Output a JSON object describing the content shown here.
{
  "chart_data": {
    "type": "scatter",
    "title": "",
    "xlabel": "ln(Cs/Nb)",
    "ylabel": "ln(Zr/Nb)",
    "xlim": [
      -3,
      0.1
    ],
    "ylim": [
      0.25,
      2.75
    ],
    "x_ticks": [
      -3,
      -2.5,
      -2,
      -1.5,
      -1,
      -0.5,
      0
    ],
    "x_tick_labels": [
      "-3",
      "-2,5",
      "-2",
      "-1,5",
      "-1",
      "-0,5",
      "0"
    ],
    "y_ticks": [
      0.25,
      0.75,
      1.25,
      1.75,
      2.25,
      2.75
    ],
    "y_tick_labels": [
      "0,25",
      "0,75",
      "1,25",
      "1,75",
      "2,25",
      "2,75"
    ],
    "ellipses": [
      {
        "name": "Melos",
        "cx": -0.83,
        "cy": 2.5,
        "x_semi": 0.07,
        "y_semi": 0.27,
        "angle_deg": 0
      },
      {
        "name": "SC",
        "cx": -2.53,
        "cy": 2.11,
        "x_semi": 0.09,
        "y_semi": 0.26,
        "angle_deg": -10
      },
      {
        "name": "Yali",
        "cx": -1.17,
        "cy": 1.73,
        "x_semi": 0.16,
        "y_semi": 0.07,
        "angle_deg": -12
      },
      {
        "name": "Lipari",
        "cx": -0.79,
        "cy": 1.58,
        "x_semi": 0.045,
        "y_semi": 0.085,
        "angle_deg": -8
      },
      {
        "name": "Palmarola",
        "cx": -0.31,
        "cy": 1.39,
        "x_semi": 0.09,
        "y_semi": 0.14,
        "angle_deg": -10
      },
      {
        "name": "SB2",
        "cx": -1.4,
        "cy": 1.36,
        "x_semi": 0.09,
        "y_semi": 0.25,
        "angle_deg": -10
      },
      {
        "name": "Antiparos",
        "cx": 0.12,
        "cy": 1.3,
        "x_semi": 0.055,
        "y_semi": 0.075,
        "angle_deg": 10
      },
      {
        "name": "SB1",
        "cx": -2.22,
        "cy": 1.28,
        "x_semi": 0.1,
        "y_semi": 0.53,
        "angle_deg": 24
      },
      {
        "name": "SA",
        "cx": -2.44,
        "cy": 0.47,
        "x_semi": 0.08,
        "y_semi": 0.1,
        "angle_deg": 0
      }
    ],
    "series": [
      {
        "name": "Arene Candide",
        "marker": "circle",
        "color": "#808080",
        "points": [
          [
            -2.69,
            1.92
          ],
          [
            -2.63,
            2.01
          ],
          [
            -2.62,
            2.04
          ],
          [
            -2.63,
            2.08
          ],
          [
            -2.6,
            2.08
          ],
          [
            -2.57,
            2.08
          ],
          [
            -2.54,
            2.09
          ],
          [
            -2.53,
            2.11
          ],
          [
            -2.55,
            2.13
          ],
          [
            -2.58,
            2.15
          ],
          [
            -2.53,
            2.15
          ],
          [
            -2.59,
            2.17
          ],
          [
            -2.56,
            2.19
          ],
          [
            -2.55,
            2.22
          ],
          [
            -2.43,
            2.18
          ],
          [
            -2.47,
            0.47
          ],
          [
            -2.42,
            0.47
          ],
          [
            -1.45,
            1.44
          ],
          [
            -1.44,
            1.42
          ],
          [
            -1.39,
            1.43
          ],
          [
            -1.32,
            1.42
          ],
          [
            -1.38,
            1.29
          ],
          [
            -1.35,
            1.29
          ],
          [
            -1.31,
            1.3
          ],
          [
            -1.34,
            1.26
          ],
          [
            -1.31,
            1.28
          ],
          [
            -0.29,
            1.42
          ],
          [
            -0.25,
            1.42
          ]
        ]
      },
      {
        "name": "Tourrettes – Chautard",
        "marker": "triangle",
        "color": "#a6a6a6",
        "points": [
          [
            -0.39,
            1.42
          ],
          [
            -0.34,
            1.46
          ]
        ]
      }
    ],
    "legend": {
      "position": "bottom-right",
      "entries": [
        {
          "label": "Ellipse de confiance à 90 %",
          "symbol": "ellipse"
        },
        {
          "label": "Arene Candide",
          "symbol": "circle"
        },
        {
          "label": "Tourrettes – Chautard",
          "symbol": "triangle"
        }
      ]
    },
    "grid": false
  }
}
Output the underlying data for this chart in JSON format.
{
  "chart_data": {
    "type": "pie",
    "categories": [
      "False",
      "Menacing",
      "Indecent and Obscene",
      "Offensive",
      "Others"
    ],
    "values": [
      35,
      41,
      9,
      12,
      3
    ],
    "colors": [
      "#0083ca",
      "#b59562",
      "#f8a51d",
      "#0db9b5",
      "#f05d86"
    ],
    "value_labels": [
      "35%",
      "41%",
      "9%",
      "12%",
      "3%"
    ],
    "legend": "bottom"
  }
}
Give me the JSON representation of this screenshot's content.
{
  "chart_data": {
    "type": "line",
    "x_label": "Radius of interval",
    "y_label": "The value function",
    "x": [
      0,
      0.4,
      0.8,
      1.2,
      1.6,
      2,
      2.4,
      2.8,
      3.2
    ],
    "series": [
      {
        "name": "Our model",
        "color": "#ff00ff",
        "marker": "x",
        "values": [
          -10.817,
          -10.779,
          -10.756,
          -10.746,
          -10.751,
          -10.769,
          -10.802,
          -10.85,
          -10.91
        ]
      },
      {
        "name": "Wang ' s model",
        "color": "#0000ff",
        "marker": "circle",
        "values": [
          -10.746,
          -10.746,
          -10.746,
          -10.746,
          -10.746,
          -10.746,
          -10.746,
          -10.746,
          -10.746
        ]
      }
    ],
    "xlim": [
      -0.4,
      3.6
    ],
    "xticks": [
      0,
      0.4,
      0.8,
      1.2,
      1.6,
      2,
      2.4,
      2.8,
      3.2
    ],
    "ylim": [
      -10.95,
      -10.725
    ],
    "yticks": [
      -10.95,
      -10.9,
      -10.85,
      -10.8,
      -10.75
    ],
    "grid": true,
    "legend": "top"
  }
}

__________________________________________________

What you are asked to do:
Pull out each line holding the string "Arene".

Reply:
        "name": "Arene Candide",
          "label": "Arene Candide",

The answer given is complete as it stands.